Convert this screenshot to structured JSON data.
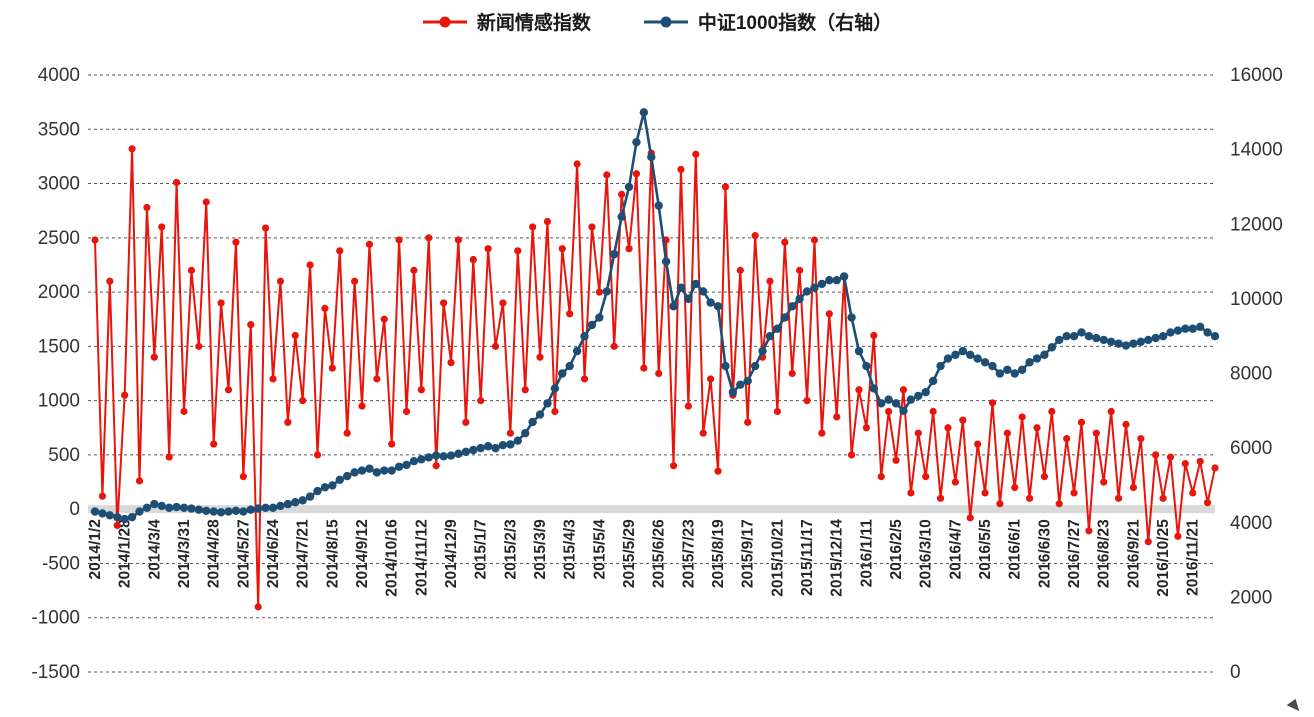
{
  "legend": {
    "sentiment_label": "新闻情感指数",
    "index_label": "中证1000指数（右轴）"
  },
  "chart_data": {
    "type": "line",
    "title": "",
    "legend_position": "top",
    "grid": "dashed-horizontal",
    "background": "#ffffff",
    "zero_band_color": "#d9d9d9",
    "grid_color": "#595959",
    "points_per_label": 4,
    "x_labels": [
      "2014/1/2",
      "2014/1/28",
      "2014/3/4",
      "2014/3/31",
      "2014/4/28",
      "2014/5/27",
      "2014/6/24",
      "2014/7/21",
      "2014/8/15",
      "2014/9/12",
      "2014/10/16",
      "2014/11/12",
      "2014/12/9",
      "2015/1/7",
      "2015/2/3",
      "2015/3/9",
      "2015/4/3",
      "2015/5/4",
      "2015/5/29",
      "2015/6/26",
      "2015/7/23",
      "2015/8/19",
      "2015/9/17",
      "2015/10/21",
      "2015/11/17",
      "2015/12/14",
      "2016/1/11",
      "2016/2/5",
      "2016/3/10",
      "2016/4/7",
      "2016/5/5",
      "2016/6/1",
      "2016/6/30",
      "2016/7/27",
      "2016/8/23",
      "2016/9/21",
      "2016/10/25",
      "2016/11/21"
    ],
    "left_axis": {
      "min": -1500,
      "max": 4000,
      "ticks": [
        4000,
        3500,
        3000,
        2500,
        2000,
        1500,
        1000,
        500,
        0,
        -500,
        -1000,
        -1500
      ]
    },
    "right_axis": {
      "min": 0,
      "max": 16000,
      "ticks": [
        16000,
        14000,
        12000,
        10000,
        8000,
        6000,
        4000,
        2000,
        0
      ]
    },
    "series": [
      {
        "name": "新闻情感指数",
        "axis": "left",
        "color": "#e8150d",
        "values": [
          2480,
          120,
          2100,
          -150,
          1050,
          3320,
          260,
          2780,
          1400,
          2600,
          480,
          3010,
          900,
          2200,
          1500,
          2830,
          600,
          1900,
          1100,
          2460,
          300,
          1700,
          -900,
          2590,
          1200,
          2100,
          800,
          1600,
          1000,
          2250,
          500,
          1850,
          1300,
          2380,
          700,
          2100,
          950,
          2440,
          1200,
          1750,
          600,
          2480,
          900,
          2200,
          1100,
          2500,
          400,
          1900,
          1350,
          2480,
          800,
          2300,
          1000,
          2400,
          1500,
          1900,
          700,
          2380,
          1100,
          2600,
          1400,
          2650,
          900,
          2400,
          1800,
          3180,
          1200,
          2600,
          2000,
          3080,
          1500,
          2900,
          2400,
          3090,
          1300,
          3280,
          1250,
          2480,
          400,
          3130,
          950,
          3270,
          700,
          1200,
          350,
          2970,
          1050,
          2200,
          800,
          2520,
          1400,
          2100,
          900,
          2460,
          1250,
          2200,
          1000,
          2480,
          700,
          1800,
          850,
          2140,
          500,
          1100,
          750,
          1600,
          300,
          900,
          450,
          1100,
          150,
          700,
          300,
          900,
          100,
          750,
          250,
          820,
          -80,
          600,
          150,
          980,
          50,
          700,
          200,
          850,
          100,
          750,
          300,
          900,
          50,
          650,
          150,
          800,
          -200,
          700,
          250,
          900,
          100,
          780,
          200,
          650,
          -300,
          500,
          100,
          480,
          -250,
          420,
          150,
          440,
          60,
          380
        ]
      },
      {
        "name": "中证1000指数（右轴）",
        "axis": "right",
        "color": "#1e4e74",
        "values": [
          4300,
          4250,
          4200,
          4150,
          4100,
          4150,
          4300,
          4400,
          4500,
          4450,
          4400,
          4420,
          4400,
          4380,
          4350,
          4320,
          4300,
          4280,
          4300,
          4320,
          4300,
          4350,
          4380,
          4400,
          4400,
          4450,
          4500,
          4550,
          4600,
          4700,
          4850,
          4950,
          5000,
          5150,
          5250,
          5350,
          5400,
          5450,
          5350,
          5400,
          5400,
          5500,
          5550,
          5650,
          5700,
          5750,
          5800,
          5780,
          5800,
          5850,
          5900,
          5950,
          6000,
          6050,
          6000,
          6080,
          6100,
          6200,
          6400,
          6700,
          6900,
          7200,
          7600,
          8000,
          8200,
          8600,
          9000,
          9300,
          9500,
          10200,
          11200,
          12200,
          13000,
          14200,
          15000,
          13800,
          12500,
          11000,
          9800,
          10300,
          10000,
          10400,
          10200,
          9900,
          9800,
          8200,
          7500,
          7700,
          7800,
          8200,
          8600,
          9000,
          9200,
          9500,
          9800,
          10000,
          10200,
          10300,
          10400,
          10500,
          10500,
          10600,
          9500,
          8600,
          8200,
          7600,
          7200,
          7300,
          7200,
          7000,
          7300,
          7400,
          7500,
          7800,
          8200,
          8400,
          8500,
          8600,
          8500,
          8400,
          8300,
          8200,
          8000,
          8100,
          8000,
          8100,
          8300,
          8400,
          8500,
          8700,
          8900,
          9000,
          9000,
          9100,
          9000,
          8950,
          8900,
          8850,
          8800,
          8750,
          8800,
          8850,
          8900,
          8950,
          9000,
          9100,
          9150,
          9200,
          9200,
          9250,
          9100,
          9000
        ]
      }
    ]
  }
}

• _Exercise_: Copy out each line of the records that holds the string "新闻情感指数".

• _Result for this task_:
    "sentiment_label": "新闻情感指数",
        "name": "新闻情感指数",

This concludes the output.